EXERCISE OBJECTIVE → Each record must be reproduced exactly as it is shown.

PROVIDED DATA →
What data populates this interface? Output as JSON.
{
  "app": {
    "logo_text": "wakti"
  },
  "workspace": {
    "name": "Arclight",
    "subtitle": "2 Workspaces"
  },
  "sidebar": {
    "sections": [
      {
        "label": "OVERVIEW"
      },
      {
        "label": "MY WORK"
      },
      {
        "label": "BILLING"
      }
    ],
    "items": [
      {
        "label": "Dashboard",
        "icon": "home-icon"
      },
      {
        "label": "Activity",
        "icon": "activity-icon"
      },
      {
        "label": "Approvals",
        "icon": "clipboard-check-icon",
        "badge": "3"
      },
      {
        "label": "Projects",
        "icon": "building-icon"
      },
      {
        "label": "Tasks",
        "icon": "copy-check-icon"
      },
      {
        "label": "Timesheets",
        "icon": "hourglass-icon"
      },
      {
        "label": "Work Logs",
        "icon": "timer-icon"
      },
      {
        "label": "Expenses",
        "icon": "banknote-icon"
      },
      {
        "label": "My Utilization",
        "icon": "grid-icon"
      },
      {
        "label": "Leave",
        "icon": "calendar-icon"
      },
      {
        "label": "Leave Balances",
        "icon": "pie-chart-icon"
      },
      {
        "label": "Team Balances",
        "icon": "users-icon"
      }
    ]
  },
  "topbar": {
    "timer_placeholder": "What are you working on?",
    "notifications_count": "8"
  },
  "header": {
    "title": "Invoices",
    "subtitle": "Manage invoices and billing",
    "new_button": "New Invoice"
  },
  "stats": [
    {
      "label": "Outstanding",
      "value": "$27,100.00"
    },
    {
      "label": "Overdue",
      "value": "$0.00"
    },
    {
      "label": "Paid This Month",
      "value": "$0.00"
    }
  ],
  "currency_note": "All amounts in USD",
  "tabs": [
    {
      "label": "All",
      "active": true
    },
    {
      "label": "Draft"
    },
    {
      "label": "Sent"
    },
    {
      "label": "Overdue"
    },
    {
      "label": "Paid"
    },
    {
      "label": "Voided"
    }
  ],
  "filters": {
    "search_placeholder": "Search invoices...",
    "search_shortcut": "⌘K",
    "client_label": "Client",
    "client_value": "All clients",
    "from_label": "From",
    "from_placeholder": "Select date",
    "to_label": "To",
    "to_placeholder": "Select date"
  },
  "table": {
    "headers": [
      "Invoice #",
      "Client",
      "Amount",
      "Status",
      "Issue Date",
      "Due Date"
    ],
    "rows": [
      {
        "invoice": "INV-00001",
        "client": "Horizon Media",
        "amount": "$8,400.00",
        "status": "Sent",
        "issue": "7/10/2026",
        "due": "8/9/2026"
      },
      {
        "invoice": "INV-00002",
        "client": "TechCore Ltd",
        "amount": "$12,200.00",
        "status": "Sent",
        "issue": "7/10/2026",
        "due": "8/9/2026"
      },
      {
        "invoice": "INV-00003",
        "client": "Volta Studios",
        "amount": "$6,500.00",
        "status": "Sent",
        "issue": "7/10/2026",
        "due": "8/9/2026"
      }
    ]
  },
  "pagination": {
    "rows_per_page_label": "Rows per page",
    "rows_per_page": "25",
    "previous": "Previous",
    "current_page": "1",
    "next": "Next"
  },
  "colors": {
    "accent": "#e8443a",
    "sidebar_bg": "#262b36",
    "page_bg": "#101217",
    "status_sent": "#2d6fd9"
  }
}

EXERCISE OUTPUT →
What data populates this interface? Output as JSON.
{
  "app": {
    "logo_text": "wakti"
  },
  "workspace": {
    "name": "Arclight",
    "subtitle": "2 Workspaces"
  },
  "sidebar": {
    "sections": [
      {
        "label": "OVERVIEW"
      },
      {
        "label": "MY WORK"
      },
      {
        "label": "BILLING"
      }
    ],
    "items": [
      {
        "label": "Dashboard",
        "icon": "home-icon"
      },
      {
        "label": "Activity",
        "icon": "activity-icon"
      },
      {
        "label": "Approvals",
        "icon": "clipboard-check-icon",
        "badge": "3"
      },
      {
        "label": "Projects",
        "icon": "building-icon"
      },
      {
        "label": "Tasks",
        "icon": "copy-check-icon"
      },
      {
        "label": "Timesheets",
        "icon": "hourglass-icon"
      },
      {
        "label": "Work Logs",
        "icon": "timer-icon"
      },
      {
        "label": "Expenses",
        "icon": "banknote-icon"
      },
      {
        "label": "My Utilization",
        "icon": "grid-icon"
      },
      {
        "label": "Leave",
        "icon": "calendar-icon"
      },
      {
        "label": "Leave Balances",
        "icon": "pie-chart-icon"
      },
      {
        "label": "Team Balances",
        "icon": "users-icon"
      }
    ]
  },
  "topbar": {
    "timer_placeholder": "What are you working on?",
    "notifications_count": "8"
  },
  "header": {
    "title": "Invoices",
    "subtitle": "Manage invoices and billing",
    "new_button": "New Invoice"
  },
  "stats": [
    {
      "label": "Outstanding",
      "value": "$27,100.00"
    },
    {
      "label": "Overdue",
      "value": "$0.00"
    },
    {
      "label": "Paid This Month",
      "value": "$0.00"
    }
  ],
  "currency_note": "All amounts in USD",
  "tabs": [
    {
      "label": "All",
      "active": true
    },
    {
      "label": "Draft"
    },
    {
      "label": "Sent"
    },
    {
      "label": "Overdue"
    },
    {
      "label": "Paid"
    },
    {
      "label": "Voided"
    }
  ],
  "filters": {
    "search_placeholder": "Search invoices...",
    "search_shortcut": "⌘K",
    "client_label": "Client",
    "client_value": "All clients",
    "from_label": "From",
    "from_placeholder": "Select date",
    "to_label": "To",
    "to_placeholder": "Select date"
  },
  "table": {
    "headers": [
      "Invoice #",
      "Client",
      "Amount",
      "Status",
      "Issue Date",
      "Due Date"
    ],
    "rows": [
      {
        "invoice": "INV-00001",
        "client": "Horizon Media",
        "amount": "$8,400.00",
        "status": "Sent",
        "issue": "7/10/2026",
        "due": "8/9/2026"
      },
      {
        "invoice": "INV-00002",
        "client": "TechCore Ltd",
        "amount": "$12,200.00",
        "status": "Sent",
        "issue": "7/10/2026",
        "due": "8/9/2026"
      },
      {
        "invoice": "INV-00003",
        "client": "Volta Studios",
        "amount": "$6,500.00",
        "status": "Sent",
        "issue": "7/10/2026",
        "due": "8/9/2026"
      }
    ]
  },
  "pagination": {
    "rows_per_page_label": "Rows per page",
    "rows_per_page": "25",
    "previous": "Previous",
    "current_page": "1",
    "next": "Next"
  },
  "colors": {
    "accent": "#e8443a",
    "sidebar_bg": "#262b36",
    "page_bg": "#101217",
    "status_sent": "#2d6fd9"
  }
}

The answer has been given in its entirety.